Text provided:

________

ROGOVOY.COM




Bob Dylan's never-ending comeback


Bob Dylan

(GREAT BARRINGTON, Mass., May 8, 2003) -- Everyone knows Bob Dylan as America’s greatest songwriter and the voice of a generation. But since when has he been a rough ‘n’ ready, omnipresent, rock ‘n’ roll road warrior and a one-man archive of Americana past and present?

Well, since about 1988, to be precise.

They’re calling it yet another comeback for Bob Dylan. And on the surface, it certainly seems like the venerable folk-rock singer-songwriter has been enjoying a late-career bounce over the last five years, beginning with his sweep of the Grammy Awards in 1998 in the wake of the critically-acclaimed album, “Time Out of Mind,” followed by his first Academy Award (for “Things Have Changed” in the Best Original Song for a Film category), on through the terrific follow-up to “Time Out of Mind” in 2001, “Love and Theft,” gone gold in just a few weeks and also a Grammy-winner.

________

Dataset records:
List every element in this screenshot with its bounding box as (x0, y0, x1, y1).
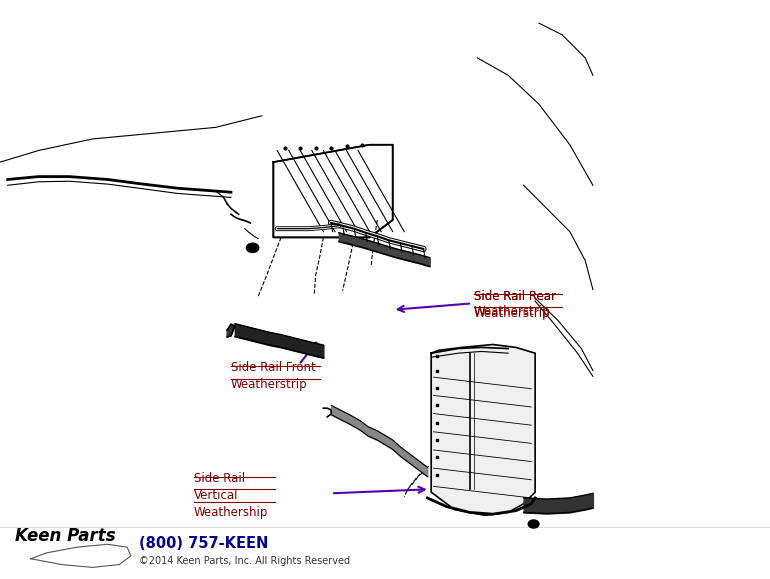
Text: (800) 757-KEEN: (800) 757-KEEN (139, 536, 268, 551)
Polygon shape (431, 345, 535, 515)
Text: Side Rail Front
Weatherstrip: Side Rail Front Weatherstrip (231, 361, 316, 391)
Polygon shape (273, 145, 393, 237)
Polygon shape (227, 324, 235, 337)
Text: Keen Parts: Keen Parts (15, 527, 116, 545)
Text: Side Rail Rear
Weatherstrip: Side Rail Rear Weatherstrip (474, 290, 555, 317)
Text: ©2014 Keen Parts, Inc. All Rights Reserved: ©2014 Keen Parts, Inc. All Rights Reserv… (139, 556, 350, 566)
Text: Side Rail Rear
Weatherstrip: Side Rail Rear Weatherstrip (474, 290, 555, 320)
Circle shape (528, 520, 539, 528)
Circle shape (246, 243, 259, 252)
Text: Side Rail
Vertical
Weathership: Side Rail Vertical Weathership (194, 472, 269, 519)
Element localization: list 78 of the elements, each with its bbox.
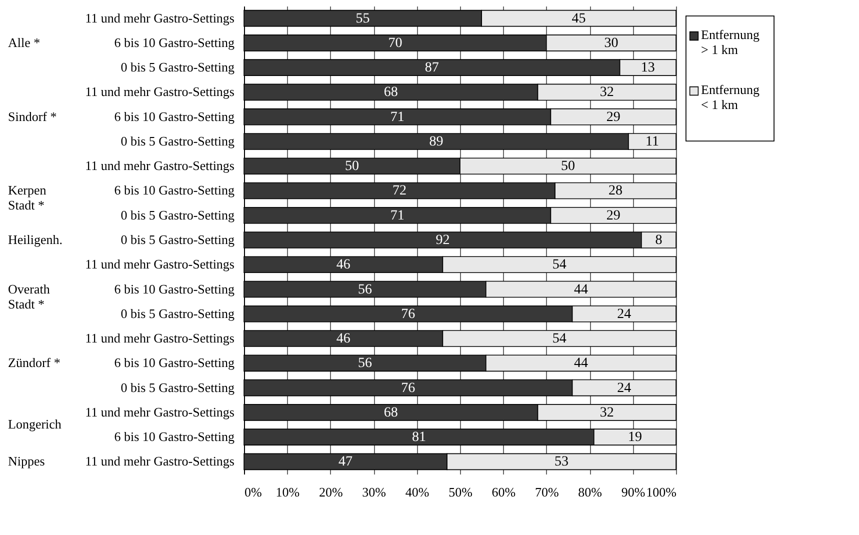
- data-label: 54: [552, 258, 566, 273]
- data-label: 54: [552, 332, 566, 347]
- x-tick-label: 30%: [362, 484, 386, 500]
- data-label: 87: [424, 60, 439, 76]
- x-tick-label: 90%: [621, 484, 646, 500]
- y-tick-label: 6 bis 10 Gastro-Setting: [114, 108, 235, 124]
- y-tick-label: 11 und mehr Gastro-Settings: [85, 84, 234, 100]
- y-tick-label: 0 bis 5 Gastro-Setting: [120, 133, 235, 148]
- y-tick-label: 6 bis 10 Gastro-Setting: [114, 429, 235, 444]
- y-tick-label: 6 bis 10 Gastro-Setting: [114, 34, 235, 50]
- data-label: 44: [574, 356, 588, 372]
- y-tick-label: 0 bis 5 Gastro-Setting: [120, 306, 235, 321]
- data-label: 76: [401, 306, 416, 322]
- data-label: 46: [336, 258, 350, 273]
- text: Overath Stadt *: [8, 281, 50, 312]
- data-label: 92: [436, 233, 450, 248]
- x-tick-label: 20%: [318, 484, 343, 500]
- data-label: 28: [608, 184, 623, 199]
- text: Nippes: [8, 454, 45, 469]
- data-label: 8: [655, 233, 662, 248]
- data-label: 68: [384, 85, 398, 100]
- data-label: 29: [606, 208, 620, 224]
- data-label: 70: [388, 36, 402, 51]
- data-label: 47: [338, 454, 353, 470]
- data-label: 45: [572, 11, 586, 26]
- y-tick-label: 11 und mehr Gastro-Settings: [85, 454, 234, 469]
- data-label: 55: [356, 11, 370, 26]
- data-label: 13: [640, 60, 655, 76]
- y-tick-label: 6 bis 10 Gastro-Setting: [114, 355, 235, 370]
- data-label: 89: [429, 134, 444, 150]
- data-label: 76: [401, 380, 416, 396]
- y-tick-label: 11 und mehr Gastro-Settings: [85, 330, 234, 346]
- x-tick-label: 40%: [405, 484, 430, 500]
- legend-label: Entfernung > 1 km: [701, 27, 760, 57]
- x-tick-label: 100%: [646, 484, 677, 500]
- y-tick-label: 0 bis 5 Gastro-Setting: [120, 60, 235, 75]
- x-tick-label: 10%: [276, 484, 300, 500]
- data-label: 32: [600, 85, 614, 100]
- data-label: 56: [358, 356, 372, 372]
- data-label: 30: [604, 36, 618, 51]
- y-tick-label: 11 und mehr Gastro-Settings: [85, 256, 234, 272]
- text: Sindorf *: [8, 108, 57, 124]
- y-tick-label: 0 bis 5 Gastro-Setting: [120, 380, 235, 395]
- x-tick-label: 0%: [244, 484, 262, 500]
- data-label: 71: [390, 110, 404, 125]
- data-label: 11: [646, 134, 659, 150]
- data-label: 46: [336, 332, 350, 347]
- text: Zündorf *: [8, 355, 60, 370]
- data-label: 44: [574, 282, 588, 298]
- data-label: 81: [412, 430, 426, 446]
- data-label: 56: [358, 282, 372, 298]
- y-tick-label: 6 bis 10 Gastro-Setting: [114, 182, 235, 198]
- data-label: 71: [390, 208, 404, 224]
- x-tick-label: 70%: [534, 484, 559, 500]
- text: Heiligenh.: [8, 232, 63, 247]
- y-tick-label: 0 bis 5 Gastro-Setting: [120, 232, 235, 247]
- data-label: 24: [617, 380, 632, 396]
- text: Kerpen Stadt *: [8, 182, 47, 213]
- x-tick-label: 60%: [492, 484, 516, 500]
- y-tick-label: 11 und mehr Gastro-Settings: [85, 158, 234, 174]
- data-label: 29: [606, 110, 620, 125]
- y-tick-label: 11 und mehr Gastro-Settings: [85, 404, 234, 420]
- data-label: 32: [600, 405, 614, 420]
- data-label: 19: [628, 430, 642, 446]
- text: Longerich: [8, 416, 62, 432]
- data-label: 68: [384, 405, 398, 420]
- y-tick-label: 0 bis 5 Gastro-Setting: [120, 207, 235, 222]
- text: Alle *: [8, 34, 40, 50]
- legend-label: Entfernung < 1 km: [701, 82, 760, 112]
- x-tick-label: 50%: [448, 484, 473, 500]
- data-label: 53: [554, 454, 569, 470]
- x-tick-label: 80%: [578, 484, 602, 500]
- data-label: 50: [561, 159, 575, 174]
- data-label: 24: [617, 306, 632, 322]
- data-label: 50: [345, 159, 359, 174]
- y-tick-label: 6 bis 10 Gastro-Setting: [114, 281, 235, 296]
- y-tick-label: 11 und mehr Gastro-Settings: [85, 10, 234, 26]
- data-label: 72: [392, 184, 407, 199]
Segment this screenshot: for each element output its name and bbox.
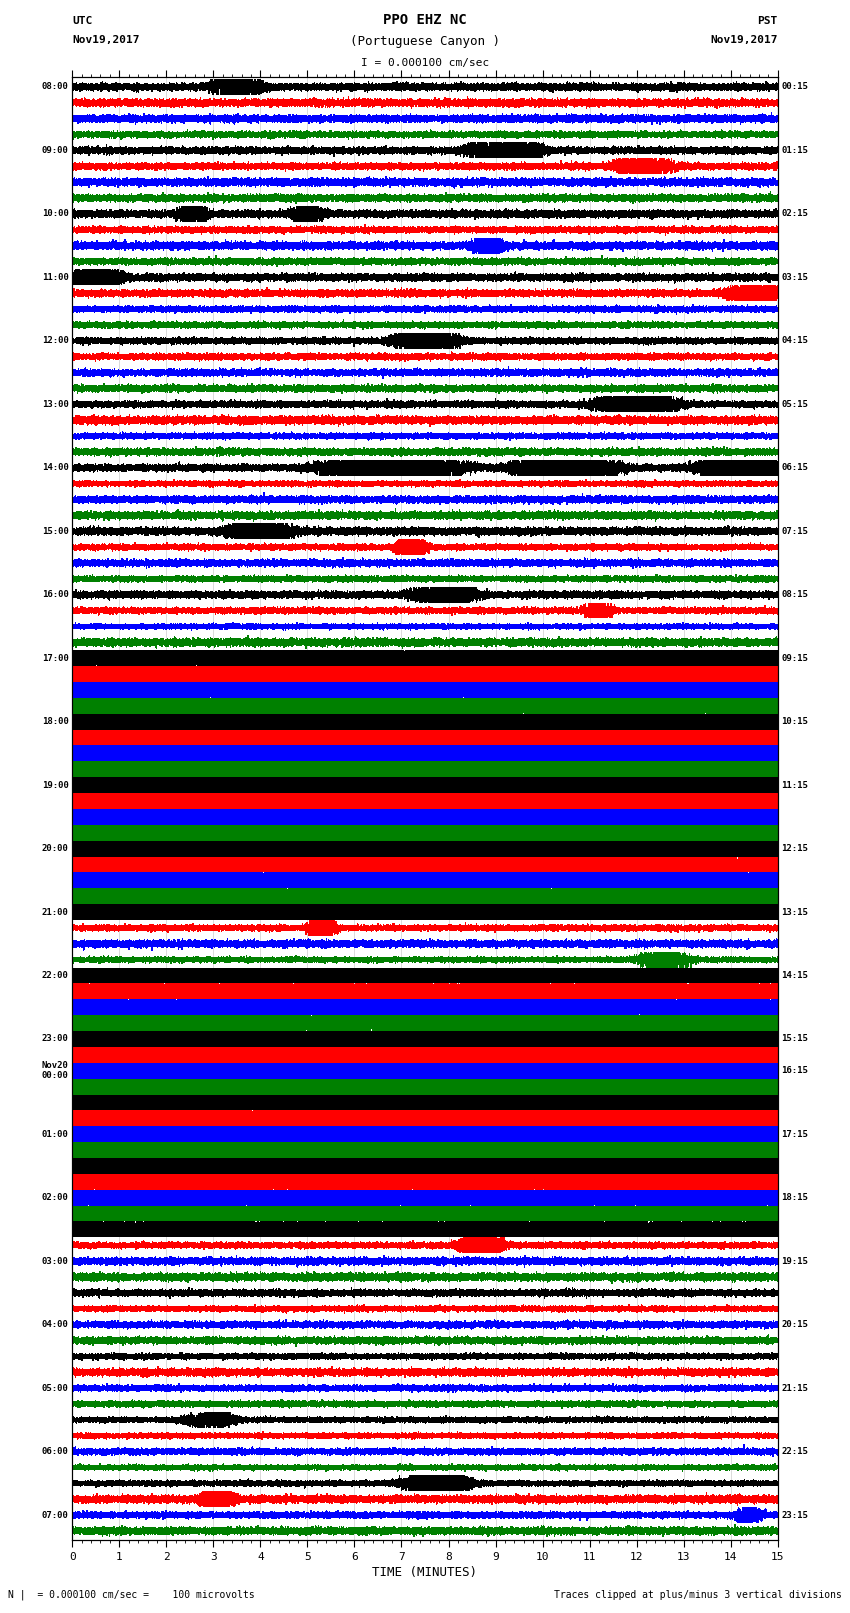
Text: 15:00: 15:00 [42, 527, 69, 536]
Text: 23:00: 23:00 [42, 1034, 69, 1044]
Text: 09:00: 09:00 [42, 145, 69, 155]
Text: 13:15: 13:15 [781, 908, 808, 916]
Text: 07:00: 07:00 [42, 1510, 69, 1519]
Text: 22:15: 22:15 [781, 1447, 808, 1457]
Text: 14:15: 14:15 [781, 971, 808, 981]
Text: 12:00: 12:00 [42, 337, 69, 345]
Text: (Portuguese Canyon ): (Portuguese Canyon ) [350, 35, 500, 48]
Text: 12:15: 12:15 [781, 844, 808, 853]
Text: 17:15: 17:15 [781, 1129, 808, 1139]
Text: 15:15: 15:15 [781, 1034, 808, 1044]
Text: UTC: UTC [72, 16, 93, 26]
Text: 01:00: 01:00 [42, 1129, 69, 1139]
Text: 16:15: 16:15 [781, 1066, 808, 1076]
Text: 22:00: 22:00 [42, 971, 69, 981]
Text: 11:00: 11:00 [42, 273, 69, 282]
Text: PST: PST [757, 16, 778, 26]
Text: 11:15: 11:15 [781, 781, 808, 790]
Text: 08:15: 08:15 [781, 590, 808, 598]
Text: 00:15: 00:15 [781, 82, 808, 92]
Text: 16:00: 16:00 [42, 590, 69, 598]
Text: Traces clipped at plus/minus 3 vertical divisions: Traces clipped at plus/minus 3 vertical … [553, 1590, 842, 1600]
Text: 23:15: 23:15 [781, 1510, 808, 1519]
Text: 09:15: 09:15 [781, 653, 808, 663]
Text: N |  = 0.000100 cm/sec =    100 microvolts: N | = 0.000100 cm/sec = 100 microvolts [8, 1589, 255, 1600]
Text: Nov19,2017: Nov19,2017 [72, 35, 139, 45]
Text: Nov20
00:00: Nov20 00:00 [42, 1061, 69, 1081]
Text: 04:00: 04:00 [42, 1319, 69, 1329]
Text: 07:15: 07:15 [781, 527, 808, 536]
Text: 19:15: 19:15 [781, 1257, 808, 1266]
Text: 05:00: 05:00 [42, 1384, 69, 1392]
Text: 06:15: 06:15 [781, 463, 808, 473]
Text: 10:15: 10:15 [781, 718, 808, 726]
Text: 06:00: 06:00 [42, 1447, 69, 1457]
Text: 01:15: 01:15 [781, 145, 808, 155]
Text: 14:00: 14:00 [42, 463, 69, 473]
Text: 08:00: 08:00 [42, 82, 69, 92]
Text: 02:00: 02:00 [42, 1194, 69, 1202]
Text: 21:00: 21:00 [42, 908, 69, 916]
Text: 18:15: 18:15 [781, 1194, 808, 1202]
Text: 20:00: 20:00 [42, 844, 69, 853]
Text: Nov19,2017: Nov19,2017 [711, 35, 778, 45]
Text: PPO EHZ NC: PPO EHZ NC [383, 13, 467, 27]
Text: 19:00: 19:00 [42, 781, 69, 790]
Text: I = 0.000100 cm/sec: I = 0.000100 cm/sec [361, 58, 489, 68]
Text: 10:00: 10:00 [42, 210, 69, 218]
Text: 20:15: 20:15 [781, 1319, 808, 1329]
Text: 03:00: 03:00 [42, 1257, 69, 1266]
Text: 04:15: 04:15 [781, 337, 808, 345]
Text: 02:15: 02:15 [781, 210, 808, 218]
Text: 03:15: 03:15 [781, 273, 808, 282]
Text: 21:15: 21:15 [781, 1384, 808, 1392]
Text: 13:00: 13:00 [42, 400, 69, 408]
Text: 17:00: 17:00 [42, 653, 69, 663]
X-axis label: TIME (MINUTES): TIME (MINUTES) [372, 1566, 478, 1579]
Text: 18:00: 18:00 [42, 718, 69, 726]
Text: 05:15: 05:15 [781, 400, 808, 408]
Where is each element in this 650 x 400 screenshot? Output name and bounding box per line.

________

Answer these questions from the article on Bob Dylan's comeback:
1. Since about what year has Dylan been a road warrior and an archive of Americana?
2. For which song did he win his first Academy Award?
3. What was the title of his 2001 follow-up to "Time Out of Mind"?
None of the records are needed.

Exercise result:
1. Since about 1988.
2. "Things Have Changed."
3. "Love and Theft."